== Directions for this task ==
Copy the data precisely, character for character, and leave out every picture.

### Data provided

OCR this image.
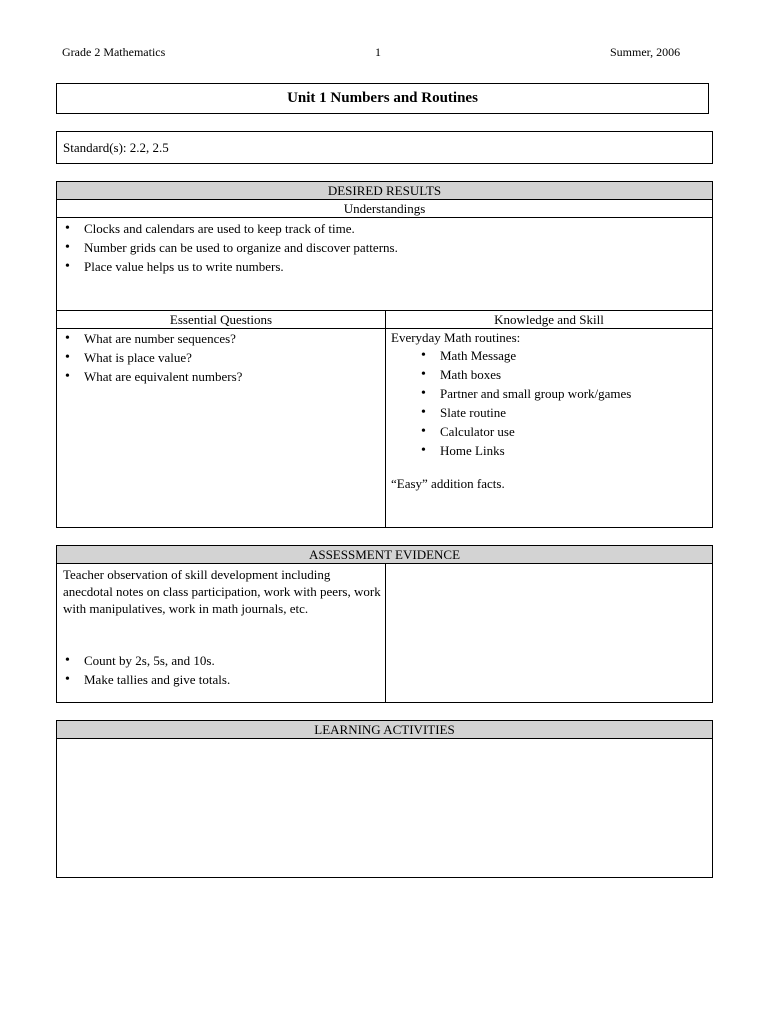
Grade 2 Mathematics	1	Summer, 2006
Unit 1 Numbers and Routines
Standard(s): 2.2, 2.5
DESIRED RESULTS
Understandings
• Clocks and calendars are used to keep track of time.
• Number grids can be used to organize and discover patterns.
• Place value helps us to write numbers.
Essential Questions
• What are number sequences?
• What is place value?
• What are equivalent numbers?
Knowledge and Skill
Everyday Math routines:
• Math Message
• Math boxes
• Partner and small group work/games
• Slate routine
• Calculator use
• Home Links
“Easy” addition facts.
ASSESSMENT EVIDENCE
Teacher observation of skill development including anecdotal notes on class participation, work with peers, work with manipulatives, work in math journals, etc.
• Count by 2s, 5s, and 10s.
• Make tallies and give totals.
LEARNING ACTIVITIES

######

== Task answer ==
OCR this image.
Grade 2 Mathematics	1	Summer, 2006
Unit 1 Numbers and Routines
Standard(s): 2.2, 2.5
DESIRED RESULTS
Understandings
• Clocks and calendars are used to keep track of time.
• Number grids can be used to organize and discover patterns.
• Place value helps us to write numbers.
Essential Questions
• What are number sequences?
• What is place value?
• What are equivalent numbers?
Knowledge and Skill
Everyday Math routines:
• Math Message
• Math boxes
• Partner and small group work/games
• Slate routine
• Calculator use
• Home Links
“Easy” addition facts.
ASSESSMENT EVIDENCE
Teacher observation of skill development including anecdotal notes on class participation, work with peers, work with manipulatives, work in math journals, etc.
• Count by 2s, 5s, and 10s.
• Make tallies and give totals.
LEARNING ACTIVITIES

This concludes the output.